Authentication & Authorization: JWT, OAuth, RBAC & Security

Authentication & Authorization

Why Engineers Care About This

Authentication answers "who are you?" Authorization answers "what can you do?" These are fundamental security concerns. When you get them wrong, you create vulnerabilities. When you get them right, you enable secure, scalable systems. Most security breaches come from authentication or authorization failures—weak passwords, missing authorization checks, token leaks, or privilege escalation.

When users can access data they shouldn't, or attackers can impersonate users, or tokens are leaked and reused, you're hitting authentication/authorization problems. These problems are often invisible until exploited. A missing authorization check might work fine in development (you're the only user), but allows data breaches in production. A weak token validation might seem fine until tokens are stolen and reused.

In interviews, when someone asks "How would you implement authentication?", they're really asking: "Do you understand the difference between authentication and authorization? Do you know how to implement secure, scalable auth? Do you understand token-based vs session-based auth?" Most engineers don't. They implement auth that works but isn't secure, or secure but doesn't scale.

Core Intuitions You Must Build

• Authentication is identity, authorization is permission. Authentication verifies who you are (username/password, API keys, OAuth tokens). Authorization checks what you can do (can this user access this resource?). These are separate concerns. A user can be authenticated (we know who they are) but not authorized (they can't access this resource). Design systems that separate these concerns—authenticate once, authorize on every request.

• Stateless authentication scales, stateful sessions don't. Server-side sessions require storing session state (usually in memory or a database). This creates bottlenecks—every request requires a session lookup, and sessions are server-specific (requiring sticky sessions for load balancing). Stateless authentication (JWT tokens) stores identity in the token itself, which clients send with each request. Servers verify tokens without lookups, enabling horizontal scaling.

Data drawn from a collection

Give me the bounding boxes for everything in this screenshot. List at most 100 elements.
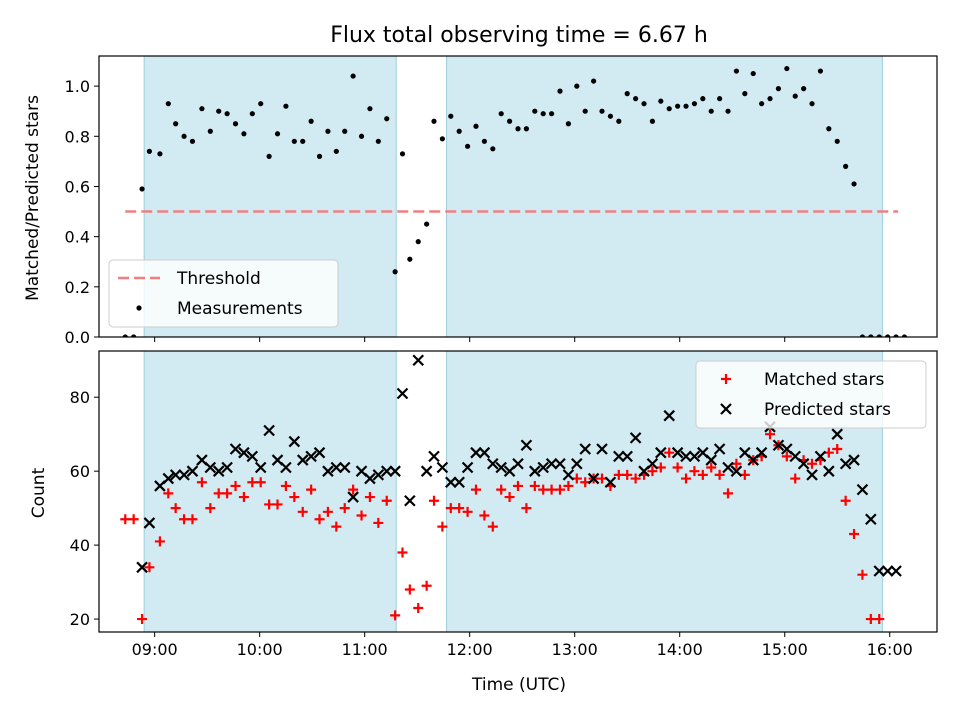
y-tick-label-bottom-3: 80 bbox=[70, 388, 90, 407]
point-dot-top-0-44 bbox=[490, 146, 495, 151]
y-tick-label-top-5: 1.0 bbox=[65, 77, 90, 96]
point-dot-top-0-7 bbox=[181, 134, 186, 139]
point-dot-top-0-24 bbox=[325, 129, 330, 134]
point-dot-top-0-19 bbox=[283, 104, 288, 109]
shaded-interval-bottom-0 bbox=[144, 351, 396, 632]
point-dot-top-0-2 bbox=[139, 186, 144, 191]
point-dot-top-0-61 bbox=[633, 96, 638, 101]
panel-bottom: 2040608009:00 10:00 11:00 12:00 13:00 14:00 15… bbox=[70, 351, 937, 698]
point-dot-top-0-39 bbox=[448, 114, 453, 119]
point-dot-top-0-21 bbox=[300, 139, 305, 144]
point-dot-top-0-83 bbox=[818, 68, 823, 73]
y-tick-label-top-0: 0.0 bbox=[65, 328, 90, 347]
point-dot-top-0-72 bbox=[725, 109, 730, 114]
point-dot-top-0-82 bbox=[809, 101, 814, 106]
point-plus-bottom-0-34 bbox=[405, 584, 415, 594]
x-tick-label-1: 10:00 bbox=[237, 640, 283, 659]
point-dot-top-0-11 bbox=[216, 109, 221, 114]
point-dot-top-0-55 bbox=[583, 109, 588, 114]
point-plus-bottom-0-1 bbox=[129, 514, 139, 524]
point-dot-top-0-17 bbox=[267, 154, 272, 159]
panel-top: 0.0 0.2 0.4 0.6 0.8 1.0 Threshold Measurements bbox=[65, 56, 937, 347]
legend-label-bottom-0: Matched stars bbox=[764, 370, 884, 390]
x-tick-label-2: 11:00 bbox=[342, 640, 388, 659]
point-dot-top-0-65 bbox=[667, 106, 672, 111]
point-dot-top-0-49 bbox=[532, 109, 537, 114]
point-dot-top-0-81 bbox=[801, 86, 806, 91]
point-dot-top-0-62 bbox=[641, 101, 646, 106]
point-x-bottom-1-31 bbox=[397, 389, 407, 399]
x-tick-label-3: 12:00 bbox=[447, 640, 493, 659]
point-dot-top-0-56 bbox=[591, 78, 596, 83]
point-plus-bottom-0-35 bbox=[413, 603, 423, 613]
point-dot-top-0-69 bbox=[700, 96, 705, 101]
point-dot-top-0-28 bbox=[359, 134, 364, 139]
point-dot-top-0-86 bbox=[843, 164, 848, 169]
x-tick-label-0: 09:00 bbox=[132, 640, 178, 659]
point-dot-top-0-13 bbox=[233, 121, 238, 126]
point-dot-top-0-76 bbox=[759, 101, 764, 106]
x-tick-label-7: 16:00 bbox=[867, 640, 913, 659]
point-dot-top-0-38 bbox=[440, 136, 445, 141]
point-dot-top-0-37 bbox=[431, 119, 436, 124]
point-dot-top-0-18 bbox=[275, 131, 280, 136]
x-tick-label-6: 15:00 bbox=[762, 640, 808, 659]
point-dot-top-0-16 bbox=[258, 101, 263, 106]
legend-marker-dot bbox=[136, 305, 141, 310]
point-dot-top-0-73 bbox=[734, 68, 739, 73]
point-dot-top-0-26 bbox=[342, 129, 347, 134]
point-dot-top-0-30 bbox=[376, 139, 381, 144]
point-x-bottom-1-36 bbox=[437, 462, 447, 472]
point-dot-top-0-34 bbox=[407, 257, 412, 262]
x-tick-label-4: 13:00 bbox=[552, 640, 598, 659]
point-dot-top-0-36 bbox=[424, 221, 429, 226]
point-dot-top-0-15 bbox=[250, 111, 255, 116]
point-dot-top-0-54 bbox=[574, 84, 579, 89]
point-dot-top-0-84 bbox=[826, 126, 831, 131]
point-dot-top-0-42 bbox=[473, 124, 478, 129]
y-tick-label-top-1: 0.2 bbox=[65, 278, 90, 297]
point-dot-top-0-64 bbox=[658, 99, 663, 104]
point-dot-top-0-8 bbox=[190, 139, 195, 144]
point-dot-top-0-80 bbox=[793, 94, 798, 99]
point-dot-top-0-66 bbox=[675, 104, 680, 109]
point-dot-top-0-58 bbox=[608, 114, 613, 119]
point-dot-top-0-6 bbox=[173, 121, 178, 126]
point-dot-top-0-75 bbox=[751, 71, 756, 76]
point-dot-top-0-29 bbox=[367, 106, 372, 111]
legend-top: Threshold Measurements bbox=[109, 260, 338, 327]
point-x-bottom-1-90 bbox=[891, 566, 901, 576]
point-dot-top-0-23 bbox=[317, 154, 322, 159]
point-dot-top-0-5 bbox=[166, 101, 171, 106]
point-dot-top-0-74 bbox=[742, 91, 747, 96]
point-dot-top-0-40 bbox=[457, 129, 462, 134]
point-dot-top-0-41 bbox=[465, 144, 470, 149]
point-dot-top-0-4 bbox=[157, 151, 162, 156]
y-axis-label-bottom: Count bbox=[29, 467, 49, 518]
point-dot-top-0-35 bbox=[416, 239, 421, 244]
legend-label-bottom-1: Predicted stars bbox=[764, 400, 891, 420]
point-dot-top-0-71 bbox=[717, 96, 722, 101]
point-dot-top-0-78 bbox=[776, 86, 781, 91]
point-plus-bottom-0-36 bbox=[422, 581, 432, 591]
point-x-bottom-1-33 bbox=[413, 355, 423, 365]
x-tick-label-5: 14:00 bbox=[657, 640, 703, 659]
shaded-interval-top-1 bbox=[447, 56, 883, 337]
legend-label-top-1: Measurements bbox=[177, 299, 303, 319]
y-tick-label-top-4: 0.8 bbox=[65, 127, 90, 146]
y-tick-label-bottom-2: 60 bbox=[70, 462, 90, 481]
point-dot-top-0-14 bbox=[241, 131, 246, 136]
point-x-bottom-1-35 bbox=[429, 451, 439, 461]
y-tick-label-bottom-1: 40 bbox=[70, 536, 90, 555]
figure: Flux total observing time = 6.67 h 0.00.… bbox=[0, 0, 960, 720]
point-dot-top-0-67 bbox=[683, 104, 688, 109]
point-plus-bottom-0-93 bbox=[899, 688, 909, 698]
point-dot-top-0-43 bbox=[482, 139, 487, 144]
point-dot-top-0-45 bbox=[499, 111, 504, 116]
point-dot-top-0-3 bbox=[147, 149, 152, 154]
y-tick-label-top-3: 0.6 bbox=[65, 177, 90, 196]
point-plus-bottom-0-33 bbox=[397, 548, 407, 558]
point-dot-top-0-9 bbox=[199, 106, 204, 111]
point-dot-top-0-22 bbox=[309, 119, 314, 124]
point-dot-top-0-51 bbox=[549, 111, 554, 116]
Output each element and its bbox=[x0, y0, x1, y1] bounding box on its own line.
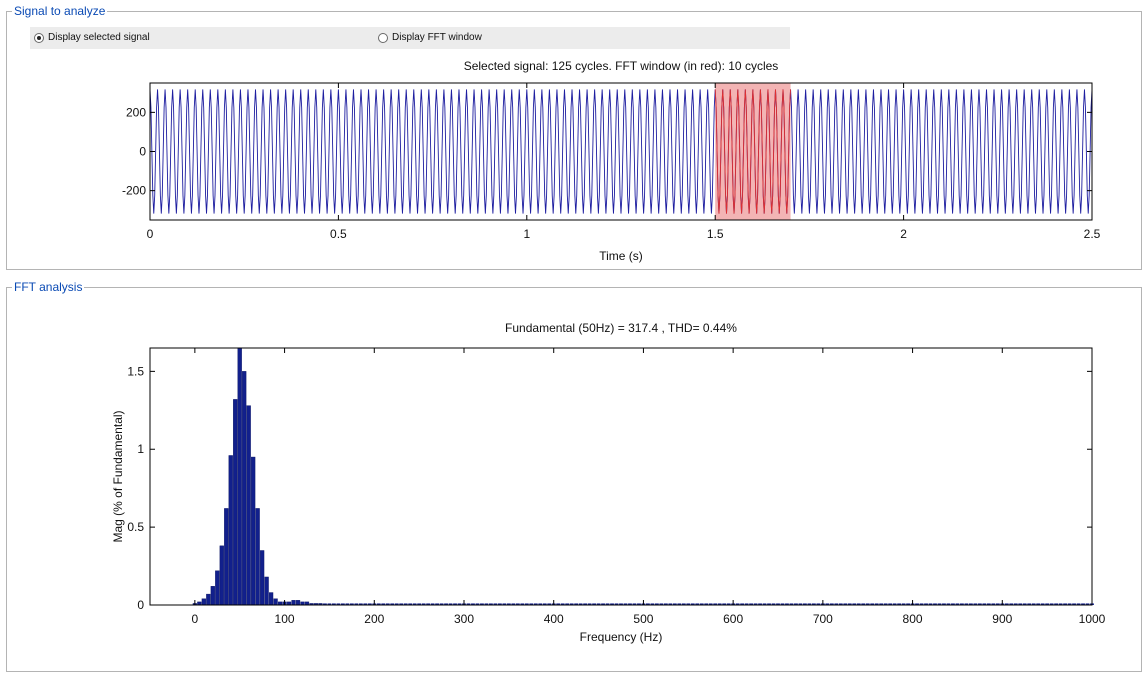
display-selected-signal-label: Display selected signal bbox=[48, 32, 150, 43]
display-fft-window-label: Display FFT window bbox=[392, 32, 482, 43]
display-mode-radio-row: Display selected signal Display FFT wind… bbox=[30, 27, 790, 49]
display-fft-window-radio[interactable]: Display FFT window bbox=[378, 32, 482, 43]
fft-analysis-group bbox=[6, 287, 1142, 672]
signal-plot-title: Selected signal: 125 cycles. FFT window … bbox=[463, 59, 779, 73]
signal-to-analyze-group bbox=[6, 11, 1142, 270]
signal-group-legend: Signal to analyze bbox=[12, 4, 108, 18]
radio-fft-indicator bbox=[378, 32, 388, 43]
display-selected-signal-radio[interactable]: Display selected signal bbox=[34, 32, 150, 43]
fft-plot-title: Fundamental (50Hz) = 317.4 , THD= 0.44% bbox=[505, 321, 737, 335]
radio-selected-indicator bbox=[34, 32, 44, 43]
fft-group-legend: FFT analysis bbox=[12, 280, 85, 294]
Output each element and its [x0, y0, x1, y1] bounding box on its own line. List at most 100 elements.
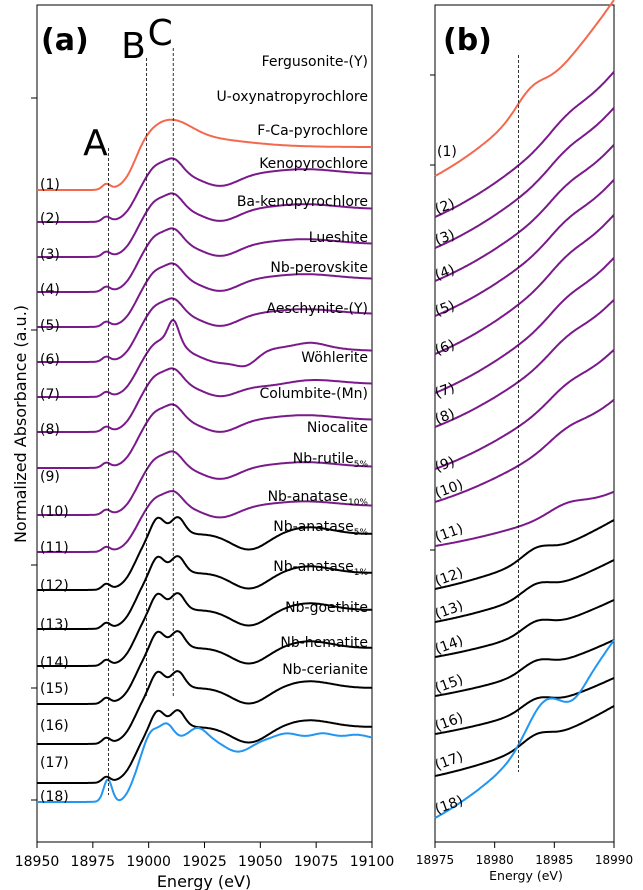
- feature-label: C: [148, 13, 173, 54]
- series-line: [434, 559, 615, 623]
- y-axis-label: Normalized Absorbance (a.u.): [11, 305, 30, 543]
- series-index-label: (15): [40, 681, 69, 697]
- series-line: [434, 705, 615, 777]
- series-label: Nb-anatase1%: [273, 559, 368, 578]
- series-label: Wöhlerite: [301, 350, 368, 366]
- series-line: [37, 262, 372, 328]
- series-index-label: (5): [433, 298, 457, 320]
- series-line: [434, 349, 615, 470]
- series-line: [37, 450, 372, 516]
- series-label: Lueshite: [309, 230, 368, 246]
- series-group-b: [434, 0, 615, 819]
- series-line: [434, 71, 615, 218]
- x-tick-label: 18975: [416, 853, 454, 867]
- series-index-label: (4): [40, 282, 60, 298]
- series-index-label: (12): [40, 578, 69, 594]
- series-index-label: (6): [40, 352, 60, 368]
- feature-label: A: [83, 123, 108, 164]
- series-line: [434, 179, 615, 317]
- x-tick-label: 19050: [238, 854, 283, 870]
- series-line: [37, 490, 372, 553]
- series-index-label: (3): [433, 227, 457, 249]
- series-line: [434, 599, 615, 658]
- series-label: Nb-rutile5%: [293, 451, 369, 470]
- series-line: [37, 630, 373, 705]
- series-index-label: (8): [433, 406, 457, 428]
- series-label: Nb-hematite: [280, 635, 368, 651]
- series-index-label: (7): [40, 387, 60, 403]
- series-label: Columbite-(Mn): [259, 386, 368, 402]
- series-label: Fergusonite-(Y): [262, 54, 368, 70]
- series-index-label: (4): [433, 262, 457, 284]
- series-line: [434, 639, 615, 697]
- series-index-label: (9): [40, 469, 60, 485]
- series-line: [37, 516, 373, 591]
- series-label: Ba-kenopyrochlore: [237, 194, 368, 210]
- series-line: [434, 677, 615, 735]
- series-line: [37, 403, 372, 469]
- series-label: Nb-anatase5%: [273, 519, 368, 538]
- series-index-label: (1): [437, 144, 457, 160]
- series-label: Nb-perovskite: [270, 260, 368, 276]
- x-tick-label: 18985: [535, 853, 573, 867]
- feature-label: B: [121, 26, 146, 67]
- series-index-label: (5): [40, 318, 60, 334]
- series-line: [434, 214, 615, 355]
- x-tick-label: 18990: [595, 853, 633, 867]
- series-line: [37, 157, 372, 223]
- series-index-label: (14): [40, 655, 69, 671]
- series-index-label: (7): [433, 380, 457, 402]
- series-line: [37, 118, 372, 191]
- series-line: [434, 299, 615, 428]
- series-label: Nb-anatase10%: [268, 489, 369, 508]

**Prompt A:** In the text on authentication and authorization, what do server-side sessions need for load balancing?
**Prompt B:** Carry the text on authentication and authorization forward from its final sentence.
The records come from a separate source.

**Final answer A:** Sticky sessions, because the sessions are server-specific.

**Final answer B:**
• Tokens expire for security, refresh tokens for usability. Access tokens should have short expiration times (15 minutes to 1 hour) to limit damage if stolen. But short expiration creates poor UX (users re-authenticate frequently). Refresh tokens solve this—they're long-lived tokens that can be used to get new access tokens. When an access token expires, clients use the refresh token to get a new one without re-authenticating. This balances security (short-lived access tokens) with usability (long-lived refresh tokens).

• OAuth is delegation, not just "login with Google." OAuth lets users grant third-party applications limited access to their resources without sharing passwords. When you "login with Google," you're using OAuth—Google authenticates you, then gives the application a token with limited permissions. OAuth is about delegation: users control what applications can access. Understanding OAuth flows (authorization code, client credentials, device flow) helps you implement secure third-party integrations.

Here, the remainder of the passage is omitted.